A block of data
<<<<

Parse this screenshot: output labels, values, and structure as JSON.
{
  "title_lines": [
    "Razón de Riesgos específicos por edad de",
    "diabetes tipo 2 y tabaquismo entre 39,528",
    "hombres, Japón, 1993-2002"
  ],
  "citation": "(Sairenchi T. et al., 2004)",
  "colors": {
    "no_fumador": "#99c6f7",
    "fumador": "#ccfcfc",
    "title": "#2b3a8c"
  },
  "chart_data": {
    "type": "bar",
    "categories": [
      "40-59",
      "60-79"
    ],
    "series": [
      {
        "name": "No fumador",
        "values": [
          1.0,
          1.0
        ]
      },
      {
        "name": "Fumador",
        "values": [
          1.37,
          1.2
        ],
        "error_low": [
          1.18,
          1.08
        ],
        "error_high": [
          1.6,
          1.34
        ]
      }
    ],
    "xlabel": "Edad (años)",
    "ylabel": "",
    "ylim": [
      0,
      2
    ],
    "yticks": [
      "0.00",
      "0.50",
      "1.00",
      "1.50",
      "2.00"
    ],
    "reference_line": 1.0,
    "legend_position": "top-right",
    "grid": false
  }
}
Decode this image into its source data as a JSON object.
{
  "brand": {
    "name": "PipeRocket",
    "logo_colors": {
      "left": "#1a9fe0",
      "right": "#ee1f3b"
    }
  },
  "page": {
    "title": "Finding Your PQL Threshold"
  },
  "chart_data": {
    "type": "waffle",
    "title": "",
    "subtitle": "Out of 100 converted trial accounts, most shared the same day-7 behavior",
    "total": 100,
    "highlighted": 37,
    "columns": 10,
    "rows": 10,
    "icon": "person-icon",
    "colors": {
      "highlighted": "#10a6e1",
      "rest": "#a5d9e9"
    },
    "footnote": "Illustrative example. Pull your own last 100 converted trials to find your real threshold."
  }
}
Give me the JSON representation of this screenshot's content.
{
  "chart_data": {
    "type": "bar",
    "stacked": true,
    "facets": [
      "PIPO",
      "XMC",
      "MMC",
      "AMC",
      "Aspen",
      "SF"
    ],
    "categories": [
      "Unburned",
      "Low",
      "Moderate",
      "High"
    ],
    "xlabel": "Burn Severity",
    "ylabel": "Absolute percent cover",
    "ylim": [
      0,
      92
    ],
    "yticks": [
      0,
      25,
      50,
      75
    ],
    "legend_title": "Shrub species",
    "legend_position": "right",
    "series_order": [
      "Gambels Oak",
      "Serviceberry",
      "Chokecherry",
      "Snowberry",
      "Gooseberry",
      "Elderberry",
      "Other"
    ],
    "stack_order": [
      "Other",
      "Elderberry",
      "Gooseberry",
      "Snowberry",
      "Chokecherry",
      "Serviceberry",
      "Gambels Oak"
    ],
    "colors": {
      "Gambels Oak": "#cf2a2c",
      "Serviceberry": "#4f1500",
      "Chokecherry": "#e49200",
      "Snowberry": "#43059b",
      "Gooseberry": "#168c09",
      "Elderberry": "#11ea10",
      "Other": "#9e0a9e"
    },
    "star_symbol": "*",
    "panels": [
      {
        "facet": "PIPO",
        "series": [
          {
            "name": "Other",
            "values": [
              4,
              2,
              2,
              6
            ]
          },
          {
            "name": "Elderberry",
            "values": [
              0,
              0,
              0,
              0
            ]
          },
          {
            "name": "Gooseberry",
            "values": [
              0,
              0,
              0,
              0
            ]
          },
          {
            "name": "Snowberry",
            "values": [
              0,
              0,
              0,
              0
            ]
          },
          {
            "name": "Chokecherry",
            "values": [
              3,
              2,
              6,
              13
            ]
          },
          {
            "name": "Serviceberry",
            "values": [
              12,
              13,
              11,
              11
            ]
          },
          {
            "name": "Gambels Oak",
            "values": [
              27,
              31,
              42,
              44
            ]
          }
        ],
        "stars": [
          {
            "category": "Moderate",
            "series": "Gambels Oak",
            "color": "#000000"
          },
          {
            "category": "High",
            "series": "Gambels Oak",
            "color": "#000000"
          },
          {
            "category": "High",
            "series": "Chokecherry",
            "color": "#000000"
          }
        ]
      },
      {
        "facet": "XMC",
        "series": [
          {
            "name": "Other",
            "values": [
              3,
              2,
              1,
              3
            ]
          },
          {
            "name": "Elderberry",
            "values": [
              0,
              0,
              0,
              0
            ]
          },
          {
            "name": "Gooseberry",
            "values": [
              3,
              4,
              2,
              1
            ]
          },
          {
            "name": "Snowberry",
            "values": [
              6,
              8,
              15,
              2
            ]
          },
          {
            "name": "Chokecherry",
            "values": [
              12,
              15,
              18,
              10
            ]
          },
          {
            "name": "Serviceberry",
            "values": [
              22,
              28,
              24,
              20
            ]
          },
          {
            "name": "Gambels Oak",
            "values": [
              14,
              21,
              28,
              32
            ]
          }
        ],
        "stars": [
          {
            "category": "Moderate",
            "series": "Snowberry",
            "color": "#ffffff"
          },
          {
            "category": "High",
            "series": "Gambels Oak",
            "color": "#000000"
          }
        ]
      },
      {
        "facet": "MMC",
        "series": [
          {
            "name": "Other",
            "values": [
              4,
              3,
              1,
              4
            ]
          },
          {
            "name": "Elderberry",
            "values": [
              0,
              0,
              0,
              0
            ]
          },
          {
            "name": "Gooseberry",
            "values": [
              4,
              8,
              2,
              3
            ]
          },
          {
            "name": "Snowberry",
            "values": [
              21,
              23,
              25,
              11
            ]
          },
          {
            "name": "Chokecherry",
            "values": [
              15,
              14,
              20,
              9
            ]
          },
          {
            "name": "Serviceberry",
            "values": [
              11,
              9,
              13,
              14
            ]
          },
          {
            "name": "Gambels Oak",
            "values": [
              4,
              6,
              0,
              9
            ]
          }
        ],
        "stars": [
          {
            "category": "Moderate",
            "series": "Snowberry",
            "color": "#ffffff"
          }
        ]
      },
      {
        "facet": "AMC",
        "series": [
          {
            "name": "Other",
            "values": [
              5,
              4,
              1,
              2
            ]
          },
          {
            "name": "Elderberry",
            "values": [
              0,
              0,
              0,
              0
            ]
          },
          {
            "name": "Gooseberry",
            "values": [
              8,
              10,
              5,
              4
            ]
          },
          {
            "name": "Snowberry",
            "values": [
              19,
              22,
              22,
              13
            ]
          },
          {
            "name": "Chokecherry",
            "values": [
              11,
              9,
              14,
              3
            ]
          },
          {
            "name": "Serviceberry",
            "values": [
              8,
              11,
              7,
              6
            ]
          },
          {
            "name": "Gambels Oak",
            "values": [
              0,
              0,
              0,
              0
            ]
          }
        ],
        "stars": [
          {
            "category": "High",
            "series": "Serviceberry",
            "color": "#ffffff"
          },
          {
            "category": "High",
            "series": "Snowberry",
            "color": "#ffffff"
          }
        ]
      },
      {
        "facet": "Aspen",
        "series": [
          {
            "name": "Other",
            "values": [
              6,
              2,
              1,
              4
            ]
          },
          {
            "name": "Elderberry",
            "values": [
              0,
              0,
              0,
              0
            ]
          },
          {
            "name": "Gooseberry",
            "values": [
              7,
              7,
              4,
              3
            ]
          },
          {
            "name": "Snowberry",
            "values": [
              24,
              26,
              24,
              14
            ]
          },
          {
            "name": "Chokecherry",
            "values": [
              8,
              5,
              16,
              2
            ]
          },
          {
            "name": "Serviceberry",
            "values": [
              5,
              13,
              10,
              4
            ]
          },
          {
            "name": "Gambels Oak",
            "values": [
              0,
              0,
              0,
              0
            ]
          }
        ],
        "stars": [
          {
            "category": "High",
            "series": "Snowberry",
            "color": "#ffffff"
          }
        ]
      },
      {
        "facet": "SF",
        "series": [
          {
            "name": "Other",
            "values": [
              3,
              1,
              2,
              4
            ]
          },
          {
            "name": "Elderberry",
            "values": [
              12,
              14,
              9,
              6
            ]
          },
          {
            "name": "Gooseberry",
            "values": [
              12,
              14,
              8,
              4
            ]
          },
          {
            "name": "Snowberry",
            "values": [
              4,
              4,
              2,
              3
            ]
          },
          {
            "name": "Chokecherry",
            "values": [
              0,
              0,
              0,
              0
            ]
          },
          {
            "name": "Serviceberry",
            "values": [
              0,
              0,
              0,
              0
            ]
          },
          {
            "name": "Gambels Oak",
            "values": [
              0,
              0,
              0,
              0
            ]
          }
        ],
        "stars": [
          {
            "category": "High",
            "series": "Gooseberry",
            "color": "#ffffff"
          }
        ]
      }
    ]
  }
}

>>>>

Search the entries for the word "xlabel", then list each line that holds it.

    "xlabel": "Edad (años)",
    "xlabel": "Burn Severity",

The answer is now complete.